• [What this task involves]: Quote all entries in full, exactly.
***** Input *****
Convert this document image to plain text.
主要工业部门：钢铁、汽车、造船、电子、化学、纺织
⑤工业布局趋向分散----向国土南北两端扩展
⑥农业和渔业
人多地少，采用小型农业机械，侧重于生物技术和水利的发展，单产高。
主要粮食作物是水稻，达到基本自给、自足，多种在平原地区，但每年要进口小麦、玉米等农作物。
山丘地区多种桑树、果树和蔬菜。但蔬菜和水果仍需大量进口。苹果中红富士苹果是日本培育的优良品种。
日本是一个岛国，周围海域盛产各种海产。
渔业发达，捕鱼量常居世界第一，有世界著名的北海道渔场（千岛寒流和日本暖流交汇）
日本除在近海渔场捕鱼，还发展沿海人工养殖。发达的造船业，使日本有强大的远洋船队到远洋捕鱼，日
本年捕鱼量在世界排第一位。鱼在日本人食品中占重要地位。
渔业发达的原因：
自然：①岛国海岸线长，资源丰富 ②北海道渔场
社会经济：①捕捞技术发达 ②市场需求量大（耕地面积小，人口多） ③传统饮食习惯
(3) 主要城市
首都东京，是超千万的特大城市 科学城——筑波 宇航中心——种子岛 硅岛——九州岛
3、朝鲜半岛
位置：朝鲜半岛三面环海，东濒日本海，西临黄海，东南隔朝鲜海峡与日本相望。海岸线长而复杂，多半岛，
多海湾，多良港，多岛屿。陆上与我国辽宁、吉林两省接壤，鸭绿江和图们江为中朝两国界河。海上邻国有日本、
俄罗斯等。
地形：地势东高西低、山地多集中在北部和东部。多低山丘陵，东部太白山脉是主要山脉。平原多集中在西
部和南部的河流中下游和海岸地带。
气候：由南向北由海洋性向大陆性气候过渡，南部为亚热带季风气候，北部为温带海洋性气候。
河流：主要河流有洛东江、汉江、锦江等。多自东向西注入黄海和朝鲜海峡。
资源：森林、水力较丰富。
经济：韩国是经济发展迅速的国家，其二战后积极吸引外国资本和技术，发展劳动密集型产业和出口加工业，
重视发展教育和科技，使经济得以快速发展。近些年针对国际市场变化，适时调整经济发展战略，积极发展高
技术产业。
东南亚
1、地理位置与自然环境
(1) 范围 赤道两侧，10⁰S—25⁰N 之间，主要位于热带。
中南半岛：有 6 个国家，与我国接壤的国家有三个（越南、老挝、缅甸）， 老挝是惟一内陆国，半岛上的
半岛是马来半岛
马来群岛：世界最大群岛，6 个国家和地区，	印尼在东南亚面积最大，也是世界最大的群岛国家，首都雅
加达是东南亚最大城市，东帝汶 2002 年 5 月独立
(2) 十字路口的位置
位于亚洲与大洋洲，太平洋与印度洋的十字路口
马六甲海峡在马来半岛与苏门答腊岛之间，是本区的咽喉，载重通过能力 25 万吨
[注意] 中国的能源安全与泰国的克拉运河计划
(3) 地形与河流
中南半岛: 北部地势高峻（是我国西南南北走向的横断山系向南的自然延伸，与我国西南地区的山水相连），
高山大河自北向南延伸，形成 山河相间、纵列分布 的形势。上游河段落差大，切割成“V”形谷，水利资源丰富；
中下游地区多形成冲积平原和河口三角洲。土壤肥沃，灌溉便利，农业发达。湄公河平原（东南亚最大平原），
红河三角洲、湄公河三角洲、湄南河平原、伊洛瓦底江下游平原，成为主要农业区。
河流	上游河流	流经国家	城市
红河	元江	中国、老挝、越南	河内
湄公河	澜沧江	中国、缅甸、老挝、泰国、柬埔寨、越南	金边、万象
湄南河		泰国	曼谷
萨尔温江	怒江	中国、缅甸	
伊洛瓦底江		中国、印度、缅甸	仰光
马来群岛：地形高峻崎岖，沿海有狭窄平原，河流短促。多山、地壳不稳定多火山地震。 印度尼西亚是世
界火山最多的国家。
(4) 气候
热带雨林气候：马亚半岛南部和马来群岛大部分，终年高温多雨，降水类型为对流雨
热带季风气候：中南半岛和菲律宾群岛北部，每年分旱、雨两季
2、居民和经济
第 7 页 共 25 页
*****
• [Exercise output]:
Convert this document image to plain text.
主要工业部门：钢铁、汽车、造船、电子、化学、纺织
⑤工业布局趋向分散----向国土南北两端扩展
⑥农业和渔业
人多地少，采用小型农业机械，侧重于生物技术和水利的发展，单产高。
主要粮食作物是水稻，达到基本自给、自足，多种在平原地区，但每年要进口小麦、玉米等农作物。
山丘地区多种桑树、果树和蔬菜。但蔬菜和水果仍需大量进口。苹果中红富士苹果是日本培育的优良品种。
日本是一个岛国，周围海域盛产各种海产。
渔业发达，捕鱼量常居世界第一，有世界著名的北海道渔场（千岛寒流和日本暖流交汇）
日本除在近海渔场捕鱼，还发展沿海人工养殖。发达的造船业，使日本有强大的远洋船队到远洋捕鱼，日
本年捕鱼量在世界排第一位。鱼在日本人食品中占重要地位。
渔业发达的原因：
自然：①岛国海岸线长，资源丰富 ②北海道渔场
社会经济：①捕捞技术发达 ②市场需求量大（耕地面积小，人口多） ③传统饮食习惯
(3) 主要城市
首都东京，是超千万的特大城市 科学城——筑波 宇航中心——种子岛 硅岛——九州岛
3、朝鲜半岛
位置：朝鲜半岛三面环海，东濒日本海，西临黄海，东南隔朝鲜海峡与日本相望。海岸线长而复杂，多半岛，
多海湾，多良港，多岛屿。陆上与我国辽宁、吉林两省接壤，鸭绿江和图们江为中朝两国界河。海上邻国有日本、
俄罗斯等。
地形：地势东高西低、山地多集中在北部和东部。多低山丘陵，东部太白山脉是主要山脉。平原多集中在西
部和南部的河流中下游和海岸地带。
气候：由南向北由海洋性向大陆性气候过渡，南部为亚热带季风气候，北部为温带海洋性气候。
河流：主要河流有洛东江、汉江、锦江等。多自东向西注入黄海和朝鲜海峡。
资源：森林、水力较丰富。
经济：韩国是经济发展迅速的国家，其二战后积极吸引外国资本和技术，发展劳动密集型产业和出口加工业，
重视发展教育和科技，使经济得以快速发展。近些年针对国际市场变化，适时调整经济发展战略，积极发展高
技术产业。
东南亚
1、地理位置与自然环境
(1) 范围 赤道两侧，10⁰S—25⁰N 之间，主要位于热带。
中南半岛：有 6 个国家，与我国接壤的国家有三个（越南、老挝、缅甸）， 老挝是惟一内陆国，半岛上的
半岛是马来半岛
马来群岛：世界最大群岛，6 个国家和地区，	印尼在东南亚面积最大，也是世界最大的群岛国家，首都雅
加达是东南亚最大城市，东帝汶 2002 年 5 月独立
(2) 十字路口的位置
位于亚洲与大洋洲，太平洋与印度洋的十字路口
马六甲海峡在马来半岛与苏门答腊岛之间，是本区的咽喉，载重通过能力 25 万吨
[注意] 中国的能源安全与泰国的克拉运河计划
(3) 地形与河流
中南半岛: 北部地势高峻（是我国西南南北走向的横断山系向南的自然延伸，与我国西南地区的山水相连），
高山大河自北向南延伸，形成 山河相间、纵列分布 的形势。上游河段落差大，切割成“V”形谷，水利资源丰富；
中下游地区多形成冲积平原和河口三角洲。土壤肥沃，灌溉便利，农业发达。湄公河平原（东南亚最大平原），
红河三角洲、湄公河三角洲、湄南河平原、伊洛瓦底江下游平原，成为主要农业区。
河流	上游河流	流经国家	城市
红河	元江	中国、老挝、越南	河内
湄公河	澜沧江	中国、缅甸、老挝、泰国、柬埔寨、越南	金边、万象
湄南河		泰国	曼谷
萨尔温江	怒江	中国、缅甸	
伊洛瓦底江		中国、印度、缅甸	仰光
马来群岛：地形高峻崎岖，沿海有狭窄平原，河流短促。多山、地壳不稳定多火山地震。 印度尼西亚是世
界火山最多的国家。
(4) 气候
热带雨林气候：马亚半岛南部和马来群岛大部分，终年高温多雨，降水类型为对流雨
热带季风气候：中南半岛和菲律宾群岛北部，每年分旱、雨两季
2、居民和经济
第 7 页 共 25 页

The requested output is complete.